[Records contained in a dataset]
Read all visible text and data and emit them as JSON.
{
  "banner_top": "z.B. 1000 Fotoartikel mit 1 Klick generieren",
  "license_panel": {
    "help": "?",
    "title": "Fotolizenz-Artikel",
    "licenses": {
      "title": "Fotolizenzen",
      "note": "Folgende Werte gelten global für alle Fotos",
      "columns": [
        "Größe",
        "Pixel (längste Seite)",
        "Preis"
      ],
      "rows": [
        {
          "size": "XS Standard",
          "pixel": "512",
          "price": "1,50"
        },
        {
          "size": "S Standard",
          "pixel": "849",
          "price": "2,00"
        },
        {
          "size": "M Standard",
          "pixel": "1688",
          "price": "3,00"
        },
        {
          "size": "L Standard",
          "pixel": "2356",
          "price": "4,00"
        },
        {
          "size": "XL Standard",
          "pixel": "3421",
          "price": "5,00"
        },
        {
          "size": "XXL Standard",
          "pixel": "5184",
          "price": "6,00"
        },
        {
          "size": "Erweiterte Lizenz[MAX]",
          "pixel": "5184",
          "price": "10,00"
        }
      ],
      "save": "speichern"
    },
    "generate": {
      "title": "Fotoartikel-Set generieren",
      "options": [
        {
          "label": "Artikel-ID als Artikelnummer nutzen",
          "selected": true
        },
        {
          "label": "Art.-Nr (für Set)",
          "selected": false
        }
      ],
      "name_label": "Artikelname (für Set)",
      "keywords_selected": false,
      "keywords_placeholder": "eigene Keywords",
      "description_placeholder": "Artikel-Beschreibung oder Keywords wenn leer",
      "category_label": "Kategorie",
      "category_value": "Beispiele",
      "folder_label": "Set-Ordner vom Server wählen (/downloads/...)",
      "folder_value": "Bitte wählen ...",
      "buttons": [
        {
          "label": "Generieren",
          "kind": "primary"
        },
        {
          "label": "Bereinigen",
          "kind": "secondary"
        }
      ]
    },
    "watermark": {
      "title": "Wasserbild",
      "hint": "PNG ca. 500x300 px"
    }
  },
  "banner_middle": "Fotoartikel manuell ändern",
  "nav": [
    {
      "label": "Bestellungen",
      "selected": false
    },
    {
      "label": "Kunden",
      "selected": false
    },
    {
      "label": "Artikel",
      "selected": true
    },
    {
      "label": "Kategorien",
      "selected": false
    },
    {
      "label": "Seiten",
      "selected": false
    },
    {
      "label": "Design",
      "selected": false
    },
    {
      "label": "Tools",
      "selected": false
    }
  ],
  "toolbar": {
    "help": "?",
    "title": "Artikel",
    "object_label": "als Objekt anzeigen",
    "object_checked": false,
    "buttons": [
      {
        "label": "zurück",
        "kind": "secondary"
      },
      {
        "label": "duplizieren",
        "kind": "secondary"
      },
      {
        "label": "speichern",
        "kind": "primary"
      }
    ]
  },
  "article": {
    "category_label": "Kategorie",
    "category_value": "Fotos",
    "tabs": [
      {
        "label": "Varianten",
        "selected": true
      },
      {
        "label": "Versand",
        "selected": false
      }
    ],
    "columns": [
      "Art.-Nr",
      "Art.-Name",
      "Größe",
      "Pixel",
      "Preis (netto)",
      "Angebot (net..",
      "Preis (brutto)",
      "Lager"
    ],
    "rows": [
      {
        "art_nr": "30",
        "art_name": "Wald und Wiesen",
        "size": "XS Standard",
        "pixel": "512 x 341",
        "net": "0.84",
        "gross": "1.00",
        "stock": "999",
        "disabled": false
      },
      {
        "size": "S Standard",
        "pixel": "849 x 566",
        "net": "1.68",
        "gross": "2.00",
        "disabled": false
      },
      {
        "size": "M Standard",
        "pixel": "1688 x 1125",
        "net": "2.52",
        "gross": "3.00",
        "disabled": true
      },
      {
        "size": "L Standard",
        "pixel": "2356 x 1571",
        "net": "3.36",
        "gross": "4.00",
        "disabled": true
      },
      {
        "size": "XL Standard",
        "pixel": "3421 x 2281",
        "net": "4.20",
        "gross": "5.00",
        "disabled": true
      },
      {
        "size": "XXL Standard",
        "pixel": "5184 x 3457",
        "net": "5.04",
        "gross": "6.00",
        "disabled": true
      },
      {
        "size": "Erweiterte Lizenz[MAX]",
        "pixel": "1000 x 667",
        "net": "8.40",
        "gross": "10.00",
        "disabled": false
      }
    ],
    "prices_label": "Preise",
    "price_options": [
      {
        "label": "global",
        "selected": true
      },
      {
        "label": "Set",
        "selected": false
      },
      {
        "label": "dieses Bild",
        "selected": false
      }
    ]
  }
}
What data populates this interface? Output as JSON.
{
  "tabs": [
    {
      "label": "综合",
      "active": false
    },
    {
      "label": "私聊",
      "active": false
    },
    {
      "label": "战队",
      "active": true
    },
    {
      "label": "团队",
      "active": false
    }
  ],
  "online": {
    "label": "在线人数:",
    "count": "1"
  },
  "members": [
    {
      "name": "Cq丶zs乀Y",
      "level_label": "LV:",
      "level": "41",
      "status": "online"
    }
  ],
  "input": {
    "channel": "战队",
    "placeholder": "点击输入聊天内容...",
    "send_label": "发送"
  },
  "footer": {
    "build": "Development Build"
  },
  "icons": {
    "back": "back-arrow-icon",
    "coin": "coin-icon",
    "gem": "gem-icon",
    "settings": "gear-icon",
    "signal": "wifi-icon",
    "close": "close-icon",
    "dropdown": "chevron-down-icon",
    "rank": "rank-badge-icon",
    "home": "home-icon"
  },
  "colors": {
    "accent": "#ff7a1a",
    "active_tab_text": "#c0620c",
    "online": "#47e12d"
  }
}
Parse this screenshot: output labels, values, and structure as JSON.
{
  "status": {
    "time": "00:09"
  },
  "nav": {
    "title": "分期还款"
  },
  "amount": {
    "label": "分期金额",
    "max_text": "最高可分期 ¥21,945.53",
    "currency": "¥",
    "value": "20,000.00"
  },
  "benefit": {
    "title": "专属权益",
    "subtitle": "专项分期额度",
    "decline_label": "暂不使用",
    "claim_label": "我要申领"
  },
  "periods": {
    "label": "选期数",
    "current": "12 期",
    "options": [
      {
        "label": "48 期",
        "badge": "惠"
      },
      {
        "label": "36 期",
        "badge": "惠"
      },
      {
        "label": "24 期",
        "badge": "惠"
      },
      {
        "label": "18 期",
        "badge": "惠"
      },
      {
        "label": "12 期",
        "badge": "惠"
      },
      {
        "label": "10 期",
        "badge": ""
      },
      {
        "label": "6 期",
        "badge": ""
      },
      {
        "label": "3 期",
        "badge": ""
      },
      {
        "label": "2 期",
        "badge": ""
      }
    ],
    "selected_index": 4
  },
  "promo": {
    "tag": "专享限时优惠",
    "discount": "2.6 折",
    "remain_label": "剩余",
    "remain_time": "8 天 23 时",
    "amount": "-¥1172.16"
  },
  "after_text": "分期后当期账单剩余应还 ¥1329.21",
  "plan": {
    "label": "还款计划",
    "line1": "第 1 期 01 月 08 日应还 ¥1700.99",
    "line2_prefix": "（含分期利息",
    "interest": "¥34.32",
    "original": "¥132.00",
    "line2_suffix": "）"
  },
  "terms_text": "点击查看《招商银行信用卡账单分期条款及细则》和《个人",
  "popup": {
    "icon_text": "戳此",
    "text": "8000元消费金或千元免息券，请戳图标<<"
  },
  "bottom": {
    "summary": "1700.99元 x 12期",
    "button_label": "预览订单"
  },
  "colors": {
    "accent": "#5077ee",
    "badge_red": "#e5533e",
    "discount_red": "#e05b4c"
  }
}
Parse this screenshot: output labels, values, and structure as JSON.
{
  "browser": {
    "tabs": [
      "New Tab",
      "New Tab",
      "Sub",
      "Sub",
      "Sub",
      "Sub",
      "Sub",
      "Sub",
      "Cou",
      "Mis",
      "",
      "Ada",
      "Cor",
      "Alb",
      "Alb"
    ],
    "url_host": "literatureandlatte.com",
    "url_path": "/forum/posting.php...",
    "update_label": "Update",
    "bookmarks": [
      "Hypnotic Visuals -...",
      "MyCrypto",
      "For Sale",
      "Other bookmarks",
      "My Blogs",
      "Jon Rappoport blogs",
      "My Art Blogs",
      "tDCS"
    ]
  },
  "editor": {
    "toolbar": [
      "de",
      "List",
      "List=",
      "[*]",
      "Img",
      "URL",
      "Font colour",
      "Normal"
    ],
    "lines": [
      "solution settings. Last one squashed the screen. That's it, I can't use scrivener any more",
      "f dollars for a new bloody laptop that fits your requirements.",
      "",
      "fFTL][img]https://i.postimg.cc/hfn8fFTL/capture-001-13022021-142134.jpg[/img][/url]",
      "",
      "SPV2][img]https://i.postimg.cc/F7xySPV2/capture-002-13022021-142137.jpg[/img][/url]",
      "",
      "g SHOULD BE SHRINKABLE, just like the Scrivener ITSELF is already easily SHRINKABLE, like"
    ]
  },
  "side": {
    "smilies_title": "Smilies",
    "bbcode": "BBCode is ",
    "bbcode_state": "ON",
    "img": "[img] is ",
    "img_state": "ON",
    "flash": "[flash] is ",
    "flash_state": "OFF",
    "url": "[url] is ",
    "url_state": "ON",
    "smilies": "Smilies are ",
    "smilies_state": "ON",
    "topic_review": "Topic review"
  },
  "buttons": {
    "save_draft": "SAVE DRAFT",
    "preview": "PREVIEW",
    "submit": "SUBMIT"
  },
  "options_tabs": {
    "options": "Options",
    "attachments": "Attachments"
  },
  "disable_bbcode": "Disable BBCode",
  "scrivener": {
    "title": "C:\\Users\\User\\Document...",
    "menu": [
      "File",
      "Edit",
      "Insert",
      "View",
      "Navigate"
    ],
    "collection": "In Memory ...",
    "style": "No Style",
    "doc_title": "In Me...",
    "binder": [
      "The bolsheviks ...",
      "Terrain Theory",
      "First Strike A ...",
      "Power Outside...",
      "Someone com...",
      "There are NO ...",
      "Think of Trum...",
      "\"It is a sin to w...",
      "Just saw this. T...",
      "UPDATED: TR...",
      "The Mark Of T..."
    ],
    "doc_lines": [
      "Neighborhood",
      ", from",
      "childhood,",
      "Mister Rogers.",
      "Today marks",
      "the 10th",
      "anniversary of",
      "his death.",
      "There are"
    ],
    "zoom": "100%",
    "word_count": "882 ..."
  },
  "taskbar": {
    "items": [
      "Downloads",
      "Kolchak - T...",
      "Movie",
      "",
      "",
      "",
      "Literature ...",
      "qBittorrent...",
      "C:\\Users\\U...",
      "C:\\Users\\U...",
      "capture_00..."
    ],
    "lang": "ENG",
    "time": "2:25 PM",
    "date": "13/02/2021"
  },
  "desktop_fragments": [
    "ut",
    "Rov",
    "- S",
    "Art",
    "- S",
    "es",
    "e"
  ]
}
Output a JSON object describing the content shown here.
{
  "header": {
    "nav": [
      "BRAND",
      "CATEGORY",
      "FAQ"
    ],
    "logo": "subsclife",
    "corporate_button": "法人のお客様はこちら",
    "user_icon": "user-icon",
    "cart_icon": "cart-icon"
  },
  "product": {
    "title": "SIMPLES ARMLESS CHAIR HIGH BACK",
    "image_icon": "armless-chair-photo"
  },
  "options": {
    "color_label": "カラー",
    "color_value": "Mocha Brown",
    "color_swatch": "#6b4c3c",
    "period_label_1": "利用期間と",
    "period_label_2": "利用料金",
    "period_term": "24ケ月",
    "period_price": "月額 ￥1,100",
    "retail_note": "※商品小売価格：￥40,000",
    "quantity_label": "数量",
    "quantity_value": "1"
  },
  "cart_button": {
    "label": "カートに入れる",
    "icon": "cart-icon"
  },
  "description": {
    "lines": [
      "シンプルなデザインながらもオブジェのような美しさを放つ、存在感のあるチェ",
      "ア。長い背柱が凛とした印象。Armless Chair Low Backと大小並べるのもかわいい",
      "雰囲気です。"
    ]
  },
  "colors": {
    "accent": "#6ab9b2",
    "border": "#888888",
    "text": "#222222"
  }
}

#### WORK TO DO:
Find the lines above that include the string "postimg" and copy them.

#### OUTPUT:
      "fFTL][img]https://i.postimg.cc/hfn8fFTL/capture-001-13022021-142134.jpg[/img][/url]",
      "SPV2][img]https://i.postimg.cc/F7xySPV2/capture-002-13022021-142137.jpg[/img][/url]",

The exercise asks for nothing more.